Items listed in a dataset:
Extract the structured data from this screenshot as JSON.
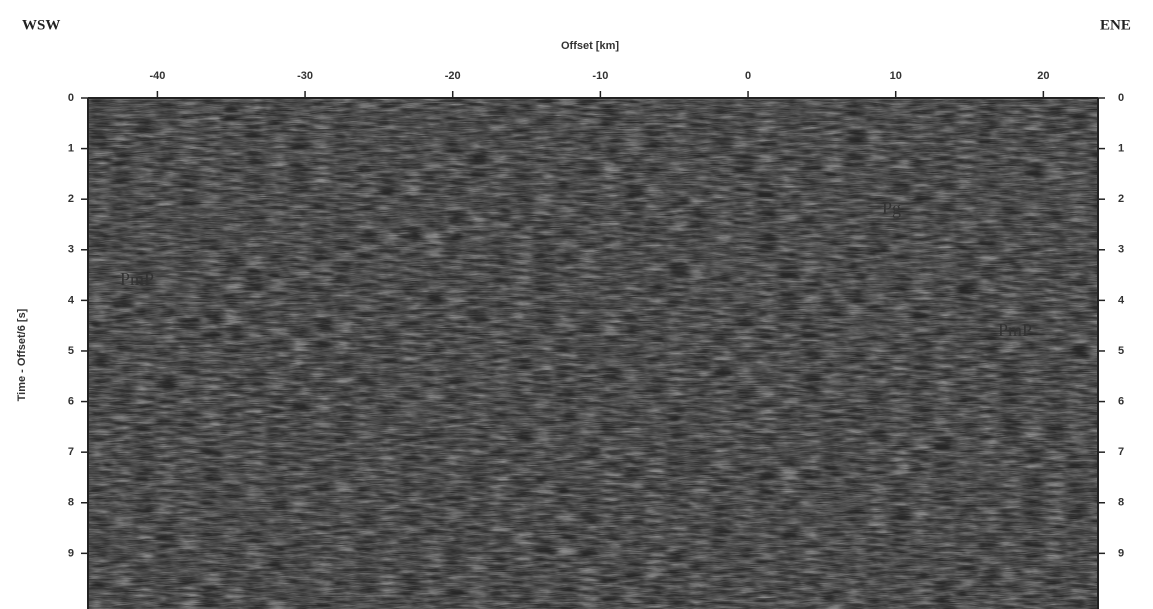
{
  "chart_data": {
    "type": "seismic-section",
    "xlabel": "Offset [km]",
    "ylabel": "Time - Offset/6 [s]",
    "left_label": "WSW",
    "right_label": "ENE",
    "xlim": [
      -44.7,
      23.7
    ],
    "xticks": [
      -40,
      -30,
      -20,
      -10,
      0,
      10,
      20
    ],
    "ylim": [
      0,
      10.1
    ],
    "yticks": [
      0,
      1,
      2,
      3,
      4,
      5,
      6,
      7,
      8,
      9
    ],
    "y_inverted": true,
    "annotations": [
      "PmP",
      "Pg",
      "PmP"
    ]
  }
}
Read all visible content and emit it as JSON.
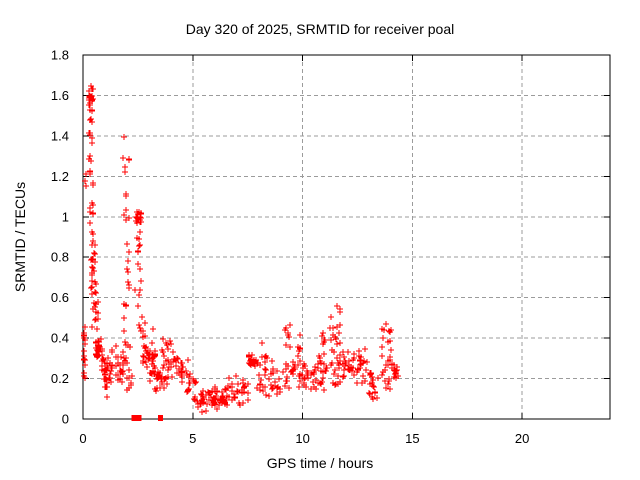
{
  "chart_data": {
    "type": "scatter",
    "title": "Day 320 of 2025, SRMTID for receiver poal",
    "xlabel": "GPS time / hours",
    "ylabel": "SRMTID / TECUs",
    "xlim": [
      0,
      24
    ],
    "ylim": [
      0,
      1.8
    ],
    "x_ticks": {
      "values": [
        0,
        5,
        10,
        15,
        20
      ],
      "labels": [
        "0",
        "5",
        "10",
        "15",
        "20"
      ]
    },
    "y_ticks": {
      "values": [
        0,
        0.2,
        0.4,
        0.6,
        0.8,
        1.0,
        1.2,
        1.4,
        1.6,
        1.8
      ],
      "labels": [
        "0",
        "0.2",
        "0.4",
        "0.6",
        "0.8",
        "1",
        "1.2",
        "1.4",
        "1.6",
        "1.8"
      ]
    },
    "grid": true,
    "grid_style": "dashed",
    "legend": "none",
    "marker": {
      "shape": "plus",
      "size": 7
    },
    "colors": {
      "marker": "#ff0000",
      "grid": "#9b9b9b",
      "axis": "#000000",
      "text": "#000000",
      "background": "#ffffff"
    },
    "x_data_extent": [
      0.02,
      14.35
    ],
    "notable_points": [
      {
        "x": 0.4,
        "y": 1.65,
        "note": "maximum spike"
      },
      {
        "x": 1.9,
        "y": 1.4,
        "note": "secondary spike"
      },
      {
        "x": 2.5,
        "y": 1.0,
        "note": "dense cluster near 1.0"
      },
      {
        "x": 5.8,
        "y": 0.05,
        "note": "minimum band"
      },
      {
        "x": 7.7,
        "y": 0.3,
        "note": "dense blob"
      },
      {
        "x": 9.3,
        "y": 0.47,
        "note": "spike"
      },
      {
        "x": 11.6,
        "y": 0.55,
        "note": "spike"
      },
      {
        "x": 13.9,
        "y": 0.48,
        "note": "final spike"
      }
    ],
    "zero_markers": {
      "x": [
        2.32,
        2.55,
        3.52
      ],
      "y": 0,
      "shape": "filled-square"
    },
    "seed": 1337,
    "clusters": [
      {
        "x": [
          0.02,
          0.12
        ],
        "y": [
          0.25,
          0.47
        ],
        "n": 16,
        "dist": "uniform"
      },
      {
        "x": [
          0.04,
          0.12
        ],
        "y": [
          0.18,
          0.24
        ],
        "n": 3,
        "dist": "uniform"
      },
      {
        "x": [
          0.08,
          0.22
        ],
        "y": [
          1.15,
          1.26
        ],
        "n": 3,
        "dist": "uniform"
      },
      {
        "x": [
          0.25,
          0.5
        ],
        "y": [
          1.51,
          1.66
        ],
        "n": 26,
        "dist": "center"
      },
      {
        "x": [
          0.22,
          0.45
        ],
        "y": [
          1.35,
          1.5
        ],
        "n": 8,
        "dist": "uniform"
      },
      {
        "x": [
          0.25,
          0.42
        ],
        "y": [
          1.21,
          1.34
        ],
        "n": 6,
        "dist": "uniform"
      },
      {
        "x": [
          0.28,
          0.5
        ],
        "y": [
          1.0,
          1.2
        ],
        "n": 9,
        "dist": "uniform"
      },
      {
        "x": [
          0.3,
          0.55
        ],
        "y": [
          0.78,
          1.0
        ],
        "n": 12,
        "dist": "uniform"
      },
      {
        "x": [
          0.3,
          0.62
        ],
        "y": [
          0.58,
          0.78
        ],
        "n": 14,
        "dist": "uniform"
      },
      {
        "x": [
          0.38,
          0.72
        ],
        "y": [
          0.44,
          0.58
        ],
        "n": 12,
        "dist": "uniform"
      },
      {
        "x": [
          0.55,
          0.85
        ],
        "y": [
          0.28,
          0.42
        ],
        "n": 28,
        "dist": "center"
      },
      {
        "x": [
          0.85,
          1.25
        ],
        "y": [
          0.16,
          0.33
        ],
        "n": 28,
        "dist": "center"
      },
      {
        "x": [
          1.0,
          1.15
        ],
        "y": [
          0.11,
          0.16
        ],
        "n": 4,
        "dist": "uniform"
      },
      {
        "x": [
          1.25,
          1.85
        ],
        "y": [
          0.15,
          0.38
        ],
        "n": 32,
        "dist": "center"
      },
      {
        "x": [
          1.82,
          2.1
        ],
        "y": [
          0.6,
          1.42
        ],
        "n": 20,
        "dist": "uniform"
      },
      {
        "x": [
          1.85,
          2.15
        ],
        "y": [
          0.3,
          0.6
        ],
        "n": 10,
        "dist": "uniform"
      },
      {
        "x": [
          1.9,
          2.25
        ],
        "y": [
          0.13,
          0.3
        ],
        "n": 10,
        "dist": "uniform"
      },
      {
        "x": [
          2.4,
          2.68
        ],
        "y": [
          0.95,
          1.04
        ],
        "n": 18,
        "dist": "tight"
      },
      {
        "x": [
          2.35,
          2.7
        ],
        "y": [
          0.55,
          0.95
        ],
        "n": 14,
        "dist": "uniform"
      },
      {
        "x": [
          2.55,
          2.85
        ],
        "y": [
          0.4,
          0.58
        ],
        "n": 8,
        "dist": "uniform"
      },
      {
        "x": [
          2.7,
          3.3
        ],
        "y": [
          0.13,
          0.45
        ],
        "n": 42,
        "dist": "center"
      },
      {
        "x": [
          3.3,
          3.65
        ],
        "y": [
          0.07,
          0.3
        ],
        "n": 14,
        "dist": "center"
      },
      {
        "x": [
          3.6,
          4.35
        ],
        "y": [
          0.14,
          0.43
        ],
        "n": 36,
        "dist": "center"
      },
      {
        "x": [
          4.35,
          4.8
        ],
        "y": [
          0.15,
          0.33
        ],
        "n": 16,
        "dist": "center"
      },
      {
        "x": [
          4.75,
          5.15
        ],
        "y": [
          0.08,
          0.25
        ],
        "n": 14,
        "dist": "center"
      },
      {
        "x": [
          5.1,
          6.5
        ],
        "y": [
          0.03,
          0.17
        ],
        "n": 62,
        "dist": "center"
      },
      {
        "x": [
          6.5,
          7.55
        ],
        "y": [
          0.06,
          0.23
        ],
        "n": 34,
        "dist": "center"
      },
      {
        "x": [
          7.55,
          7.95
        ],
        "y": [
          0.24,
          0.34
        ],
        "n": 24,
        "dist": "tight"
      },
      {
        "x": [
          7.9,
          9.1
        ],
        "y": [
          0.1,
          0.31
        ],
        "n": 38,
        "dist": "center"
      },
      {
        "x": [
          8.1,
          8.4
        ],
        "y": [
          0.3,
          0.38
        ],
        "n": 5,
        "dist": "uniform"
      },
      {
        "x": [
          9.15,
          9.45
        ],
        "y": [
          0.15,
          0.48
        ],
        "n": 16,
        "dist": "uniform"
      },
      {
        "x": [
          9.45,
          10.4
        ],
        "y": [
          0.12,
          0.32
        ],
        "n": 32,
        "dist": "center"
      },
      {
        "x": [
          9.7,
          9.95
        ],
        "y": [
          0.3,
          0.42
        ],
        "n": 6,
        "dist": "uniform"
      },
      {
        "x": [
          10.4,
          11.2
        ],
        "y": [
          0.14,
          0.36
        ],
        "n": 28,
        "dist": "center"
      },
      {
        "x": [
          10.85,
          11.1
        ],
        "y": [
          0.35,
          0.44
        ],
        "n": 6,
        "dist": "uniform"
      },
      {
        "x": [
          11.2,
          11.8
        ],
        "y": [
          0.25,
          0.56
        ],
        "n": 26,
        "dist": "uniform"
      },
      {
        "x": [
          11.3,
          11.75
        ],
        "y": [
          0.16,
          0.25
        ],
        "n": 8,
        "dist": "uniform"
      },
      {
        "x": [
          11.8,
          12.45
        ],
        "y": [
          0.17,
          0.36
        ],
        "n": 24,
        "dist": "center"
      },
      {
        "x": [
          12.45,
          13.0
        ],
        "y": [
          0.14,
          0.38
        ],
        "n": 22,
        "dist": "center"
      },
      {
        "x": [
          13.0,
          13.5
        ],
        "y": [
          0.07,
          0.26
        ],
        "n": 18,
        "dist": "center"
      },
      {
        "x": [
          13.55,
          14.1
        ],
        "y": [
          0.14,
          0.49
        ],
        "n": 28,
        "dist": "uniform"
      },
      {
        "x": [
          14.05,
          14.35
        ],
        "y": [
          0.16,
          0.3
        ],
        "n": 12,
        "dist": "center"
      }
    ]
  }
}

**Problem**: Find each line holding the string "SRMTID" and copy it out.

**Written solution**:
    "title": "Day 320 of 2025, SRMTID for receiver poal",
    "ylabel": "SRMTID / TECUs",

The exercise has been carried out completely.